## Passage
● ● ● ● ● ● ●

Tinted by Nature: The Botanicals Brightening Your Glass

From blue gin to yellow chartreuse, this is your guide to the natural colours that make your spirits bright.

Liquor shelves are brimming with brightly coloured bevies, but not all food dyes are alike. While most major distilleries use artificial colouring for its intensity and stability, many smaller distilleries are opting for a natural approach, using flora and fauna to add colour and flavour to their spirits.

Furthermore, most botanicals have a long history with humanity, which goes beyond colour and taste. Many hold medicinal and spiritual meaning for present and past cultures. Although these plants are safe to consume, it is important to do your homework before using them at home. After all, plants are powerful!

Yellow Botanicals

Saffron
Crocus sativus

Saffron is considered the world's most expensive spice, not because it's hard to grow, but because its red-orange threads, or"stigmas," are super high-maintenance. They demand to be harvested only by hand, a few weeks after the flowers bloom, and only in mid-morning, when the flowers are fully open to the sun.

When distilled, saffron gives off a beautiful yellow hue and a unique, earthy, floral, and sweet flavour. Saffron has been used for millennia for various treatments and was considered a panacea—a remedy for all ailments—by Pliny the Elder in Roman times. Even today, it is being studied for everything from serving as a potent anti-inflammatory to improving memory in those with neurodegenerative disorders. For those who imbibe, saffron is a key ingredient in many up-and-coming gins as well as longstanding herbal liqueurs like Liquore Strega and Yellow Chartreuse.

● ● ● ● ● ● ●

## Available data
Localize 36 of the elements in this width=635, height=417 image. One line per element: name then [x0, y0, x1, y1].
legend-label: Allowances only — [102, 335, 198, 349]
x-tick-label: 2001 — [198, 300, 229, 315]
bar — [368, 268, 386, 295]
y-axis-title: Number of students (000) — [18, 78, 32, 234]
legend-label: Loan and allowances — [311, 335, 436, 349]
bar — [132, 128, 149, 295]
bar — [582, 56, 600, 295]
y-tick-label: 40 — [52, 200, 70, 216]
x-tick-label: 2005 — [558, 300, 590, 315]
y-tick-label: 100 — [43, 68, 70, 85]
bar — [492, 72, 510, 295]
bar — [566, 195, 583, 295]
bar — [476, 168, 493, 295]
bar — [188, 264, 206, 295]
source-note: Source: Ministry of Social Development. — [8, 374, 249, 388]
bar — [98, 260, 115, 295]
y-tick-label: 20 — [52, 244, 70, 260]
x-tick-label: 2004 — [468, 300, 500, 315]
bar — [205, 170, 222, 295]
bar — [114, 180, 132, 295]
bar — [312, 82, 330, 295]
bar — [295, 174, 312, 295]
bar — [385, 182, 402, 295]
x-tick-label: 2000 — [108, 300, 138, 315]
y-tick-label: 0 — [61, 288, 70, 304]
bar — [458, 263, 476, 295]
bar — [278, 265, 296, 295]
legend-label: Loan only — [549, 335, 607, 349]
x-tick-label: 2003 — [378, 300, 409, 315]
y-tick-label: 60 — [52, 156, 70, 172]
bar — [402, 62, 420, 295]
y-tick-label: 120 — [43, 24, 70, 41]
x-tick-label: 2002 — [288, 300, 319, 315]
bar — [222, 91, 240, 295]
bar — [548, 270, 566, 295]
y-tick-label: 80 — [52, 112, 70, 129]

● ● ● ● ● ● ●

## Problems and tasks
1/ List every word the article on botanical colors in spirits uses to describe the flavor saffron gives when distilled.
2/ Pick up the article on botanical colors in spirits after its final sentence and keep writing.
The listing comes from a different source than the article.

## Answers per task
1/ unique, earthy, floral, sweet

2/
Clockwise from top left: saffron, annatto, cloudberry, turmeric

Annatto
Bixa orellana

Annatto is a widely used natural colour derived from the seeds of the achiote tree, ranging from yellow to deep orange. Native to Central and South America, it has long been used in Indigenous cultures as body paint, sunscreen, and dye, as well as in ritual practices. The ingredient now appears in spirits such as Melaza Annatto Liqueur, where it lends both colour and an earthy character.

Turmeric
Curcuma longa

Turmeric has been used as a food and dye in India for millennia. Its colour is so potent it stains everything it touches (including your fingers). Its earthy root flavour and well-documented anti-inflammatory properties have driven its popularity among the health-conscious consumers, and it’s showing up in more bottled drinks like Tayton Bay’s Turmeric Tea Infused Vodka Cocktail.

Cloudberry
Rubus chamaemorus

Native to Arctic and subarctic regions, cloudberries ripen from pale red to a glowing amber-orange and have long been harvested across Northern Canada and Scandinavia. The fruit’s vivid colour may also help explain the bright yellow hue of Ungava Gin, which is made with Arctic botanicals including cloudberries, rosehips, and crowberries.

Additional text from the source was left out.